What the exercise asks:
Omit the images, then output each of the records below exactly.

Data shown:
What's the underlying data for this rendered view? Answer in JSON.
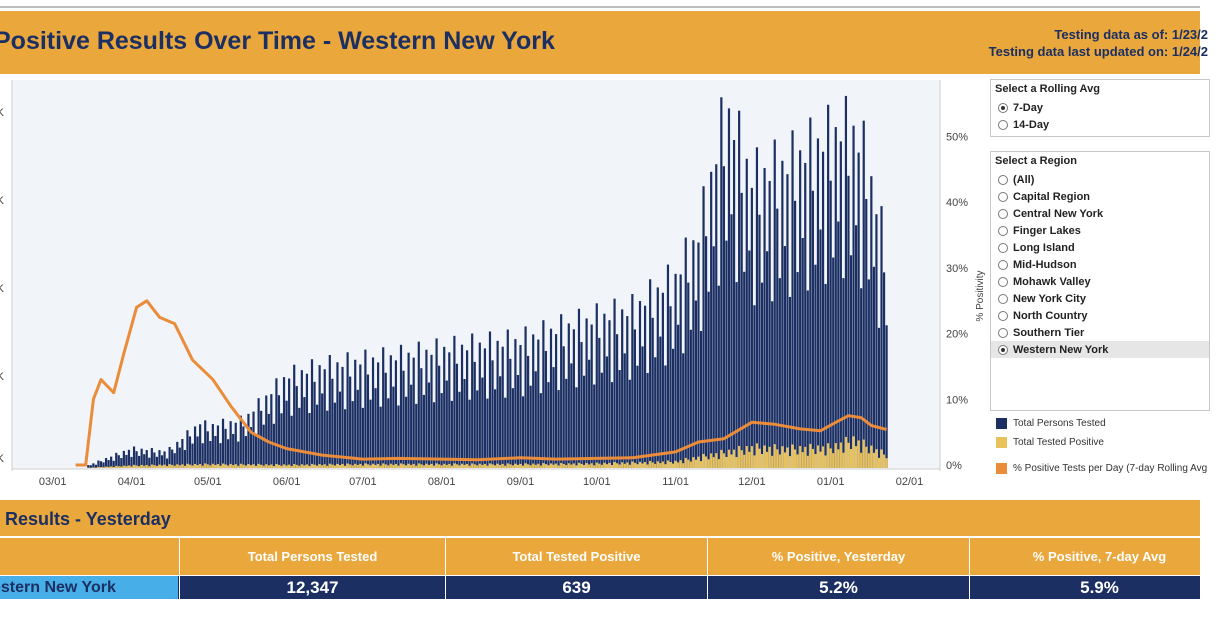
{
  "header": {
    "title": "Positive Results Over Time - Western New York",
    "testing_as_of": "Testing data as of: 1/23/2",
    "testing_updated": "Testing data last updated on: 1/24/2"
  },
  "rolling": {
    "title": "Select a Rolling Avg",
    "options": [
      "7-Day",
      "14-Day"
    ],
    "selected": "7-Day"
  },
  "region": {
    "title": "Select a Region",
    "options": [
      "(All)",
      "Capital Region",
      "Central New York",
      "Finger Lakes",
      "Long Island",
      "Mid-Hudson",
      "Mohawk Valley",
      "New York City",
      "North Country",
      "Southern Tier",
      "Western New York"
    ],
    "selected": "Western New York"
  },
  "legend": {
    "tested": "Total Persons Tested",
    "positive": "Total Tested Positive",
    "pct": "% Positive Tests per Day (7-day Rolling Avg"
  },
  "colors": {
    "tested": "#1b2f63",
    "positive": "#e9c25b",
    "pct": "#ea8c3a",
    "accent": "#eaa73b",
    "region_blue": "#47aee8"
  },
  "chart_data": {
    "type": "bar",
    "title": "Positive Results Over Time - Western New York",
    "xlabel": "",
    "ylabel": "",
    "y2label": "% Positivity",
    "x_ticks": [
      "03/01",
      "04/01",
      "05/01",
      "06/01",
      "07/01",
      "08/01",
      "09/01",
      "10/01",
      "11/01",
      "12/01",
      "01/01",
      "02/01"
    ],
    "y_ticks_left": [
      "K",
      "K",
      "K",
      "K",
      "K"
    ],
    "y_ticks_right": [
      "0%",
      "10%",
      "20%",
      "30%",
      "40%",
      "50%"
    ],
    "y2lim": [
      0,
      58
    ],
    "series": [
      {
        "name": "Total Persons Tested",
        "kind": "bar",
        "points": [
          [
            "2020-03-15",
            0.2
          ],
          [
            "2020-04-01",
            1.4
          ],
          [
            "2020-04-15",
            1.2
          ],
          [
            "2020-04-28",
            3.2
          ],
          [
            "2020-05-01",
            3.0
          ],
          [
            "2020-05-15",
            3.4
          ],
          [
            "2020-06-01",
            6.5
          ],
          [
            "2020-06-15",
            7.2
          ],
          [
            "2020-07-01",
            7.6
          ],
          [
            "2020-07-15",
            7.9
          ],
          [
            "2020-08-01",
            8.4
          ],
          [
            "2020-08-15",
            8.7
          ],
          [
            "2020-09-01",
            9.0
          ],
          [
            "2020-09-15",
            9.8
          ],
          [
            "2020-10-01",
            10.6
          ],
          [
            "2020-10-15",
            11.2
          ],
          [
            "2020-11-01",
            13.5
          ],
          [
            "2020-11-10",
            16.5
          ],
          [
            "2020-11-21",
            25.5
          ],
          [
            "2020-12-01",
            20.5
          ],
          [
            "2020-12-15",
            21.5
          ],
          [
            "2021-01-01",
            23.5
          ],
          [
            "2021-01-06",
            24.0
          ],
          [
            "2021-01-10",
            23.8
          ],
          [
            "2021-01-15",
            22.0
          ],
          [
            "2021-01-22",
            16.0
          ]
        ]
      },
      {
        "name": "Total Tested Positive",
        "kind": "bar",
        "points": [
          [
            "2020-03-15",
            0.02
          ],
          [
            "2020-04-01",
            0.2
          ],
          [
            "2020-05-01",
            0.3
          ],
          [
            "2020-06-01",
            0.25
          ],
          [
            "2020-07-01",
            0.3
          ],
          [
            "2020-08-01",
            0.3
          ],
          [
            "2020-09-01",
            0.3
          ],
          [
            "2020-10-01",
            0.35
          ],
          [
            "2020-11-01",
            0.5
          ],
          [
            "2020-11-20",
            1.2
          ],
          [
            "2020-12-01",
            1.6
          ],
          [
            "2020-12-15",
            1.5
          ],
          [
            "2021-01-01",
            1.6
          ],
          [
            "2021-01-10",
            2.2
          ],
          [
            "2021-01-22",
            1.1
          ]
        ]
      },
      {
        "name": "% Positive Tests per Day (7-day Rolling Avg)",
        "kind": "line",
        "axis": "right",
        "points": [
          [
            "2020-03-10",
            0.0
          ],
          [
            "2020-03-14",
            0.0
          ],
          [
            "2020-03-17",
            10.0
          ],
          [
            "2020-03-20",
            13.0
          ],
          [
            "2020-03-25",
            11.0
          ],
          [
            "2020-03-29",
            17.0
          ],
          [
            "2020-04-03",
            24.0
          ],
          [
            "2020-04-07",
            25.0
          ],
          [
            "2020-04-12",
            22.5
          ],
          [
            "2020-04-18",
            21.5
          ],
          [
            "2020-04-25",
            16.0
          ],
          [
            "2020-05-03",
            13.0
          ],
          [
            "2020-05-10",
            9.0
          ],
          [
            "2020-05-18",
            5.0
          ],
          [
            "2020-05-25",
            3.5
          ],
          [
            "2020-06-01",
            2.5
          ],
          [
            "2020-06-15",
            1.5
          ],
          [
            "2020-07-01",
            0.9
          ],
          [
            "2020-07-15",
            1.0
          ],
          [
            "2020-08-01",
            0.9
          ],
          [
            "2020-08-15",
            0.8
          ],
          [
            "2020-09-01",
            1.1
          ],
          [
            "2020-09-15",
            0.9
          ],
          [
            "2020-10-01",
            1.0
          ],
          [
            "2020-10-15",
            1.1
          ],
          [
            "2020-11-01",
            2.0
          ],
          [
            "2020-11-10",
            3.5
          ],
          [
            "2020-11-20",
            4.0
          ],
          [
            "2020-12-01",
            6.5
          ],
          [
            "2020-12-10",
            6.2
          ],
          [
            "2020-12-20",
            5.5
          ],
          [
            "2020-12-28",
            5.2
          ],
          [
            "2021-01-03",
            6.5
          ],
          [
            "2021-01-08",
            7.5
          ],
          [
            "2021-01-13",
            7.2
          ],
          [
            "2021-01-17",
            6.0
          ],
          [
            "2021-01-23",
            5.4
          ]
        ]
      }
    ]
  },
  "yesterday": {
    "title": "t Results - Yesterday",
    "columns": [
      "Total Persons Tested",
      "Total Tested Positive",
      "% Positive, Yesterday",
      "% Positive, 7-day Avg"
    ],
    "row": {
      "region": "estern New York",
      "tested": "12,347",
      "positive": "639",
      "pct_yesterday": "5.2%",
      "pct_7day": "5.9%"
    }
  }
}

Output of the task:
What's the underlying data for this rendered view? Answer in JSON.
{
  "header": {
    "title": "Positive Results Over Time - Western New York",
    "testing_as_of": "Testing data as of: 1/23/2",
    "testing_updated": "Testing data last updated on: 1/24/2"
  },
  "rolling": {
    "title": "Select a Rolling Avg",
    "options": [
      "7-Day",
      "14-Day"
    ],
    "selected": "7-Day"
  },
  "region": {
    "title": "Select a Region",
    "options": [
      "(All)",
      "Capital Region",
      "Central New York",
      "Finger Lakes",
      "Long Island",
      "Mid-Hudson",
      "Mohawk Valley",
      "New York City",
      "North Country",
      "Southern Tier",
      "Western New York"
    ],
    "selected": "Western New York"
  },
  "legend": {
    "tested": "Total Persons Tested",
    "positive": "Total Tested Positive",
    "pct": "% Positive Tests per Day (7-day Rolling Avg"
  },
  "colors": {
    "tested": "#1b2f63",
    "positive": "#e9c25b",
    "pct": "#ea8c3a",
    "accent": "#eaa73b",
    "region_blue": "#47aee8"
  },
  "chart_data": {
    "type": "bar",
    "title": "Positive Results Over Time - Western New York",
    "xlabel": "",
    "ylabel": "",
    "y2label": "% Positivity",
    "x_ticks": [
      "03/01",
      "04/01",
      "05/01",
      "06/01",
      "07/01",
      "08/01",
      "09/01",
      "10/01",
      "11/01",
      "12/01",
      "01/01",
      "02/01"
    ],
    "y_ticks_left": [
      "K",
      "K",
      "K",
      "K",
      "K"
    ],
    "y_ticks_right": [
      "0%",
      "10%",
      "20%",
      "30%",
      "40%",
      "50%"
    ],
    "y2lim": [
      0,
      58
    ],
    "series": [
      {
        "name": "Total Persons Tested",
        "kind": "bar",
        "points": [
          [
            "2020-03-15",
            0.2
          ],
          [
            "2020-04-01",
            1.4
          ],
          [
            "2020-04-15",
            1.2
          ],
          [
            "2020-04-28",
            3.2
          ],
          [
            "2020-05-01",
            3.0
          ],
          [
            "2020-05-15",
            3.4
          ],
          [
            "2020-06-01",
            6.5
          ],
          [
            "2020-06-15",
            7.2
          ],
          [
            "2020-07-01",
            7.6
          ],
          [
            "2020-07-15",
            7.9
          ],
          [
            "2020-08-01",
            8.4
          ],
          [
            "2020-08-15",
            8.7
          ],
          [
            "2020-09-01",
            9.0
          ],
          [
            "2020-09-15",
            9.8
          ],
          [
            "2020-10-01",
            10.6
          ],
          [
            "2020-10-15",
            11.2
          ],
          [
            "2020-11-01",
            13.5
          ],
          [
            "2020-11-10",
            16.5
          ],
          [
            "2020-11-21",
            25.5
          ],
          [
            "2020-12-01",
            20.5
          ],
          [
            "2020-12-15",
            21.5
          ],
          [
            "2021-01-01",
            23.5
          ],
          [
            "2021-01-06",
            24.0
          ],
          [
            "2021-01-10",
            23.8
          ],
          [
            "2021-01-15",
            22.0
          ],
          [
            "2021-01-22",
            16.0
          ]
        ]
      },
      {
        "name": "Total Tested Positive",
        "kind": "bar",
        "points": [
          [
            "2020-03-15",
            0.02
          ],
          [
            "2020-04-01",
            0.2
          ],
          [
            "2020-05-01",
            0.3
          ],
          [
            "2020-06-01",
            0.25
          ],
          [
            "2020-07-01",
            0.3
          ],
          [
            "2020-08-01",
            0.3
          ],
          [
            "2020-09-01",
            0.3
          ],
          [
            "2020-10-01",
            0.35
          ],
          [
            "2020-11-01",
            0.5
          ],
          [
            "2020-11-20",
            1.2
          ],
          [
            "2020-12-01",
            1.6
          ],
          [
            "2020-12-15",
            1.5
          ],
          [
            "2021-01-01",
            1.6
          ],
          [
            "2021-01-10",
            2.2
          ],
          [
            "2021-01-22",
            1.1
          ]
        ]
      },
      {
        "name": "% Positive Tests per Day (7-day Rolling Avg)",
        "kind": "line",
        "axis": "right",
        "points": [
          [
            "2020-03-10",
            0.0
          ],
          [
            "2020-03-14",
            0.0
          ],
          [
            "2020-03-17",
            10.0
          ],
          [
            "2020-03-20",
            13.0
          ],
          [
            "2020-03-25",
            11.0
          ],
          [
            "2020-03-29",
            17.0
          ],
          [
            "2020-04-03",
            24.0
          ],
          [
            "2020-04-07",
            25.0
          ],
          [
            "2020-04-12",
            22.5
          ],
          [
            "2020-04-18",
            21.5
          ],
          [
            "2020-04-25",
            16.0
          ],
          [
            "2020-05-03",
            13.0
          ],
          [
            "2020-05-10",
            9.0
          ],
          [
            "2020-05-18",
            5.0
          ],
          [
            "2020-05-25",
            3.5
          ],
          [
            "2020-06-01",
            2.5
          ],
          [
            "2020-06-15",
            1.5
          ],
          [
            "2020-07-01",
            0.9
          ],
          [
            "2020-07-15",
            1.0
          ],
          [
            "2020-08-01",
            0.9
          ],
          [
            "2020-08-15",
            0.8
          ],
          [
            "2020-09-01",
            1.1
          ],
          [
            "2020-09-15",
            0.9
          ],
          [
            "2020-10-01",
            1.0
          ],
          [
            "2020-10-15",
            1.1
          ],
          [
            "2020-11-01",
            2.0
          ],
          [
            "2020-11-10",
            3.5
          ],
          [
            "2020-11-20",
            4.0
          ],
          [
            "2020-12-01",
            6.5
          ],
          [
            "2020-12-10",
            6.2
          ],
          [
            "2020-12-20",
            5.5
          ],
          [
            "2020-12-28",
            5.2
          ],
          [
            "2021-01-03",
            6.5
          ],
          [
            "2021-01-08",
            7.5
          ],
          [
            "2021-01-13",
            7.2
          ],
          [
            "2021-01-17",
            6.0
          ],
          [
            "2021-01-23",
            5.4
          ]
        ]
      }
    ]
  },
  "yesterday": {
    "title": "t Results - Yesterday",
    "columns": [
      "Total Persons Tested",
      "Total Tested Positive",
      "% Positive, Yesterday",
      "% Positive, 7-day Avg"
    ],
    "row": {
      "region": "estern New York",
      "tested": "12,347",
      "positive": "639",
      "pct_yesterday": "5.2%",
      "pct_7day": "5.9%"
    }
  }
}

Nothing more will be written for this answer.